Listed entries start
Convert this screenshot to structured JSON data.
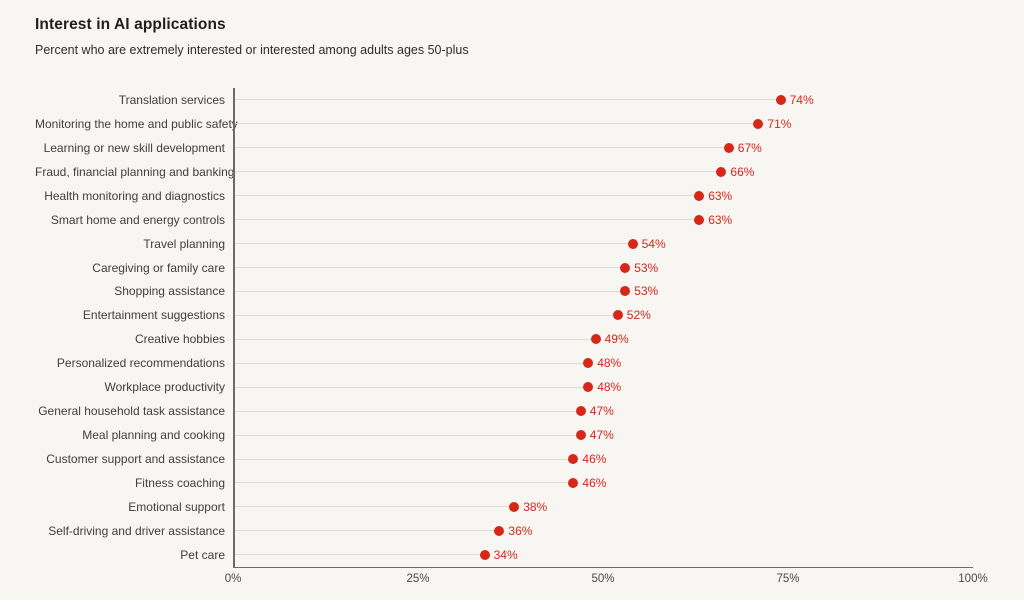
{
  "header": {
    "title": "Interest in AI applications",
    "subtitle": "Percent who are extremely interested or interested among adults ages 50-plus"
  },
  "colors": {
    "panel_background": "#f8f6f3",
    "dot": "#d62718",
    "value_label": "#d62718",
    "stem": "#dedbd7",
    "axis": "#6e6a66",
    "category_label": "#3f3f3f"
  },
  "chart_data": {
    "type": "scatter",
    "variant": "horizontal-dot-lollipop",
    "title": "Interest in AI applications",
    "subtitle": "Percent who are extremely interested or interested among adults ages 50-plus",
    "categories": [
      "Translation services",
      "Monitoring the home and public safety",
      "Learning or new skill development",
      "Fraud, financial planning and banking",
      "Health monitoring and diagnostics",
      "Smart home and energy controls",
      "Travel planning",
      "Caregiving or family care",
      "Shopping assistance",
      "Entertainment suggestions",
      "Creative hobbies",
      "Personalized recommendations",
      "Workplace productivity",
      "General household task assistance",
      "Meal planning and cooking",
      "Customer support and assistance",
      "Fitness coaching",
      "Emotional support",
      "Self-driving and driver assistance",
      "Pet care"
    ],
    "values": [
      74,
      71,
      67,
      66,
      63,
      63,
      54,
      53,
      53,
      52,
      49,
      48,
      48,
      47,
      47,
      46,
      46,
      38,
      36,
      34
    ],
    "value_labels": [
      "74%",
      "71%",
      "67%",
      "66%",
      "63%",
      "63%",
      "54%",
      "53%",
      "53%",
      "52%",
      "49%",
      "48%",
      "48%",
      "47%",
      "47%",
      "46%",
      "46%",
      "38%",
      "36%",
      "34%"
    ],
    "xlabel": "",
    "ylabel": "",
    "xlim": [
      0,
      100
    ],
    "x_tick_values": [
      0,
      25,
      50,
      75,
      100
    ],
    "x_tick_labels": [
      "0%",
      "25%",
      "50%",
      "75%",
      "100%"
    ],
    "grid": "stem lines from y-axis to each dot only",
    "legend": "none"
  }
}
Listed entries end
Listed entries start
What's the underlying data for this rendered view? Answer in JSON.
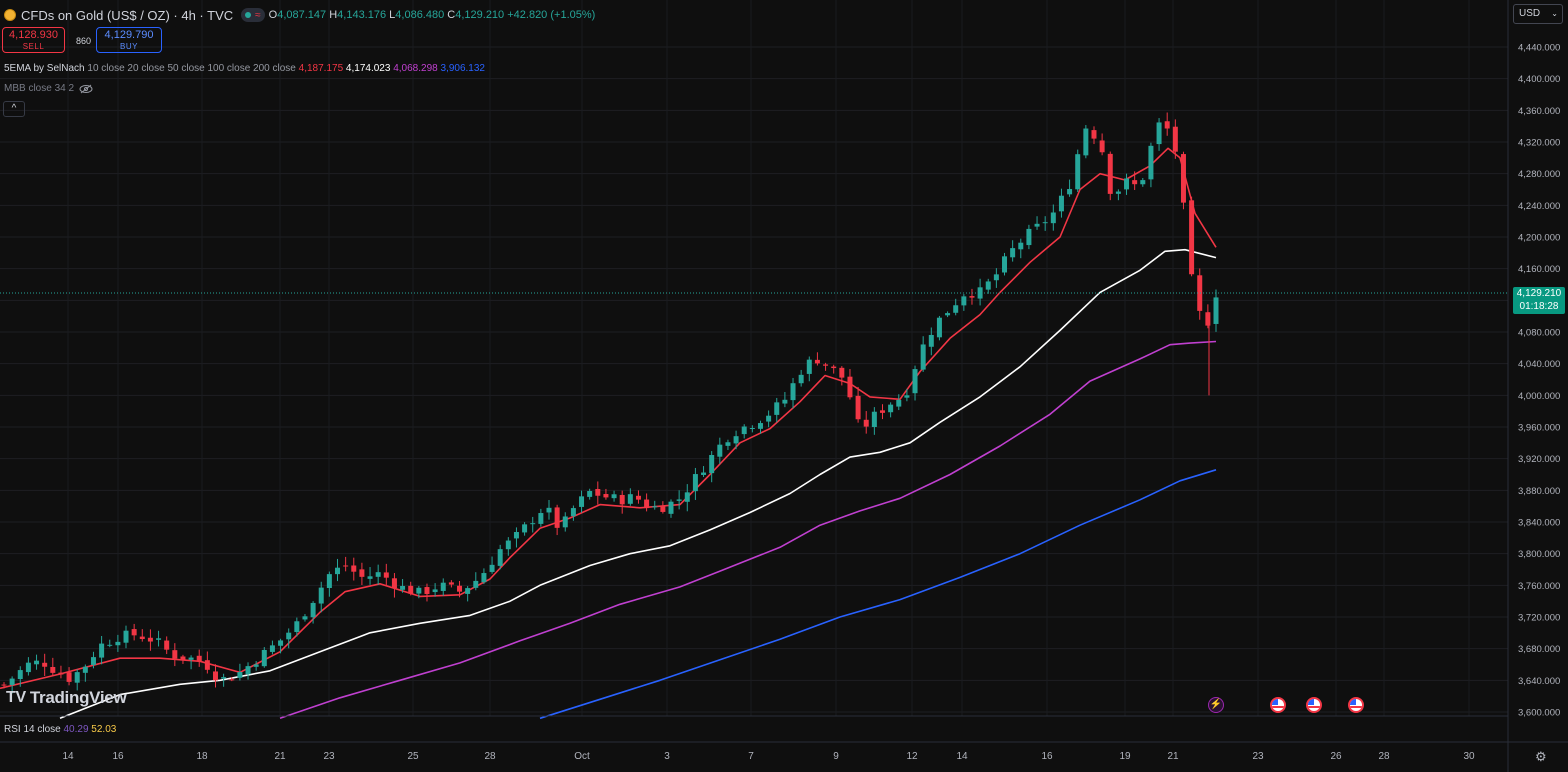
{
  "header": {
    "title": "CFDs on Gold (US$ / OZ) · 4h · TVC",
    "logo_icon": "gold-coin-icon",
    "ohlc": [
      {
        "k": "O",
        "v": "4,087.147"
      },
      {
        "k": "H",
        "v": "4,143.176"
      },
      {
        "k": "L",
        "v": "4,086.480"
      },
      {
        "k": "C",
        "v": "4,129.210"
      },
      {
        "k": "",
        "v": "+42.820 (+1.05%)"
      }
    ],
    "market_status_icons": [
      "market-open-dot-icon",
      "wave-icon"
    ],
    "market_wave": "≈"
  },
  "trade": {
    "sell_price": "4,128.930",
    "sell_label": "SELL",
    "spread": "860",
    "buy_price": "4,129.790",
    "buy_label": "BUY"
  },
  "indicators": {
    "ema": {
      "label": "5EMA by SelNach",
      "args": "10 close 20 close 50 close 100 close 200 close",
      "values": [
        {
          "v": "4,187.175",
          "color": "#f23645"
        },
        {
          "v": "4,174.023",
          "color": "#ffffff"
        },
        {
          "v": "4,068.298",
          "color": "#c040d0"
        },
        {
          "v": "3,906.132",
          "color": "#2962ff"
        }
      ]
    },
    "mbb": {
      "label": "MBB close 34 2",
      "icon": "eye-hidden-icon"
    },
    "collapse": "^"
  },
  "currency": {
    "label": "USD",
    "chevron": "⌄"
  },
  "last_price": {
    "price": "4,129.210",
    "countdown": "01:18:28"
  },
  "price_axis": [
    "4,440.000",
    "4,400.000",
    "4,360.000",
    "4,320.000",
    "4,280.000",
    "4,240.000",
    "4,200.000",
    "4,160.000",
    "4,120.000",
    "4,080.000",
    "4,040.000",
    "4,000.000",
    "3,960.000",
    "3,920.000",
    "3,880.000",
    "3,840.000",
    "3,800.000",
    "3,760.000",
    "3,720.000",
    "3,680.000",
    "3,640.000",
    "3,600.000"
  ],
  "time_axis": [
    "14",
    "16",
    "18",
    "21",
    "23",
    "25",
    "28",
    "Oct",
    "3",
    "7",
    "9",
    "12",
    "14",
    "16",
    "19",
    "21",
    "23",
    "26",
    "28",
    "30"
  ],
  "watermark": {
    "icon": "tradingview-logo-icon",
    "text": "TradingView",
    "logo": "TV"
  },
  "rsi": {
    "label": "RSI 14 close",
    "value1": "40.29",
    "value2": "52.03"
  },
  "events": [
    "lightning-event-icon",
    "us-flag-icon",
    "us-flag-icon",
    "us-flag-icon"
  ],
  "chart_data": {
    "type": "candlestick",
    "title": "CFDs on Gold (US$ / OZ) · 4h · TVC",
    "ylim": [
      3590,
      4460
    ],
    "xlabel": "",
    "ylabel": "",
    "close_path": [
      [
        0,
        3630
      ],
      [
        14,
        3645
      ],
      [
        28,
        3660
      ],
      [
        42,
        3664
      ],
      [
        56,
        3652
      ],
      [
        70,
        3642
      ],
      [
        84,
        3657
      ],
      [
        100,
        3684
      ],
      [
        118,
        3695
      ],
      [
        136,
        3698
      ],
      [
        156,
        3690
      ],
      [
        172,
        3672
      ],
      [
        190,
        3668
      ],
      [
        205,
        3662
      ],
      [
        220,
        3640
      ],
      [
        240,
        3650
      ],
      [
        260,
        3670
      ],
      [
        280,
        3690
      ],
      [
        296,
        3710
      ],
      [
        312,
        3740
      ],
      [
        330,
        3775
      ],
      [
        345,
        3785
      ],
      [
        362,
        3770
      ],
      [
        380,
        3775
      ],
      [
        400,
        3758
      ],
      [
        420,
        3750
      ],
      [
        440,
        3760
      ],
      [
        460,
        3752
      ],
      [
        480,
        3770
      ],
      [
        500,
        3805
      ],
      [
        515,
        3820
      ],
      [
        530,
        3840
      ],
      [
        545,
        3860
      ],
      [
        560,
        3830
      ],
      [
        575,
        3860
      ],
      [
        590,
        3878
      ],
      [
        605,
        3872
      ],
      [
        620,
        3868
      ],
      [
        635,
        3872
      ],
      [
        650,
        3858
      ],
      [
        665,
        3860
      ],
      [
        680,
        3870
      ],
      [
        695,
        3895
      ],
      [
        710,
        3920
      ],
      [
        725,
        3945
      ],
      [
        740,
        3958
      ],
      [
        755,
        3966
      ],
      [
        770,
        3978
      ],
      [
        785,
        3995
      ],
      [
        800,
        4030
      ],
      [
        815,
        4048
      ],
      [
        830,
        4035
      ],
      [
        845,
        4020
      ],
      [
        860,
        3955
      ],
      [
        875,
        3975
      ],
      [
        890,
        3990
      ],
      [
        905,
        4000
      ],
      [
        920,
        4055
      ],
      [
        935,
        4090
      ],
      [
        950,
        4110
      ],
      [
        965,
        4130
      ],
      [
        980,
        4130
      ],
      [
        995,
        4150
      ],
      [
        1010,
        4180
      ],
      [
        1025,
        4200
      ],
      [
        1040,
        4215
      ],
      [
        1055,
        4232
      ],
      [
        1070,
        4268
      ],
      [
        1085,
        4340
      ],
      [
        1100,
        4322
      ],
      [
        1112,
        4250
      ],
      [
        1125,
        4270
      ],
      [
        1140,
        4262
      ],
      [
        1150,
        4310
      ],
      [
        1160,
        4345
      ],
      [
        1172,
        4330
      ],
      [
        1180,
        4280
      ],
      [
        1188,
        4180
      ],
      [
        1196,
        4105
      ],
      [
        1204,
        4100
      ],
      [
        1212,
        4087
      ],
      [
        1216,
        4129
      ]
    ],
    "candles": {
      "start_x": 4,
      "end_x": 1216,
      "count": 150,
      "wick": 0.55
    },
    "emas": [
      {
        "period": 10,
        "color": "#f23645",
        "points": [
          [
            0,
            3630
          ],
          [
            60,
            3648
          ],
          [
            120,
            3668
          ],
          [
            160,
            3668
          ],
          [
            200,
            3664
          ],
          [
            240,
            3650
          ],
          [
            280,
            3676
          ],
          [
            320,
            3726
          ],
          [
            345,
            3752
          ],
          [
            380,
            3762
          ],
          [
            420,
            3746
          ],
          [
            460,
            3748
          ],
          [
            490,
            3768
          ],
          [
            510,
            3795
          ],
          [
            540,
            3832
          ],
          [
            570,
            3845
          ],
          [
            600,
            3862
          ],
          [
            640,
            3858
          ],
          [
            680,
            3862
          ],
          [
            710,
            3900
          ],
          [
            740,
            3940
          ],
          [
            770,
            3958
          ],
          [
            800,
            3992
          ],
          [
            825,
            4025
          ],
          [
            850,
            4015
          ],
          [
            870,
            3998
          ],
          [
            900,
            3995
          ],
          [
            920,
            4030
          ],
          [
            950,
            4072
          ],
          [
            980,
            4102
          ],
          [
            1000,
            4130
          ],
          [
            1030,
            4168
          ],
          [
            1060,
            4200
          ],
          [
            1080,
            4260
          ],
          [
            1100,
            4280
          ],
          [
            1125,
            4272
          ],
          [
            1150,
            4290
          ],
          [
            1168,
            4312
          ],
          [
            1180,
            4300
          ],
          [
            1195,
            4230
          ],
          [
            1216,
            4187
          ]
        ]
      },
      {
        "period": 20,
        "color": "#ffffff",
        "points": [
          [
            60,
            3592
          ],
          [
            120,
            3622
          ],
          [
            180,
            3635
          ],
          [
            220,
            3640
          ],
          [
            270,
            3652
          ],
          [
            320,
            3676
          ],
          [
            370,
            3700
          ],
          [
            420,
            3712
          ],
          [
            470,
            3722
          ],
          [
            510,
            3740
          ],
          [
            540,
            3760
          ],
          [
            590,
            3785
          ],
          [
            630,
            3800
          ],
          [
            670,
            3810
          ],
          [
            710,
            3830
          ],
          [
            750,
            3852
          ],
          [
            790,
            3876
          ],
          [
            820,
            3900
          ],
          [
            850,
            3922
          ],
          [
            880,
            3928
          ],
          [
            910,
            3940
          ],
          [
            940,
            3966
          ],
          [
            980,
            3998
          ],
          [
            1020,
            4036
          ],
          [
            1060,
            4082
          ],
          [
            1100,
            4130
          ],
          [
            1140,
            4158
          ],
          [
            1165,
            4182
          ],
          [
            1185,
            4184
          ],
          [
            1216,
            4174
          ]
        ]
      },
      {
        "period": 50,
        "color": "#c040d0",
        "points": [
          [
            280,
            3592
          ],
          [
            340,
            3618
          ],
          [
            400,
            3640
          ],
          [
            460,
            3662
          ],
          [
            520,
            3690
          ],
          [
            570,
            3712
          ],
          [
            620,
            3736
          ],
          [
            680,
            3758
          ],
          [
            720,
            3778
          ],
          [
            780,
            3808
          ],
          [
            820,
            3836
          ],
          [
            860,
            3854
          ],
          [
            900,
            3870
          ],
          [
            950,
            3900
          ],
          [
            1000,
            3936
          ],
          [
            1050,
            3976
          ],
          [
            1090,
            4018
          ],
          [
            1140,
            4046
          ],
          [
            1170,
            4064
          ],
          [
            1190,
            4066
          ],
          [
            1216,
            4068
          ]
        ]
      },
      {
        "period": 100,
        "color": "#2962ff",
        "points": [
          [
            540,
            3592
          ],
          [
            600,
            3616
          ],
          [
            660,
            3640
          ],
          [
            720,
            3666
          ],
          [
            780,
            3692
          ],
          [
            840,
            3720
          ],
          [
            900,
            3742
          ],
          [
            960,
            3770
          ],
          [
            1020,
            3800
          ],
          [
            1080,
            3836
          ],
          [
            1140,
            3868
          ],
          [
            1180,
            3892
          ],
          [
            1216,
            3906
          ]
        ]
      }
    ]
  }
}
Listed entries end
What is asked: Every line in the data that holds "Percent" should be copied out.

Solution below:
    "subtitle": "Percent who are extremely interested or interested among adults ages 50-plus"
    "subtitle": "Percent who are extremely interested or interested among adults ages 50-plus",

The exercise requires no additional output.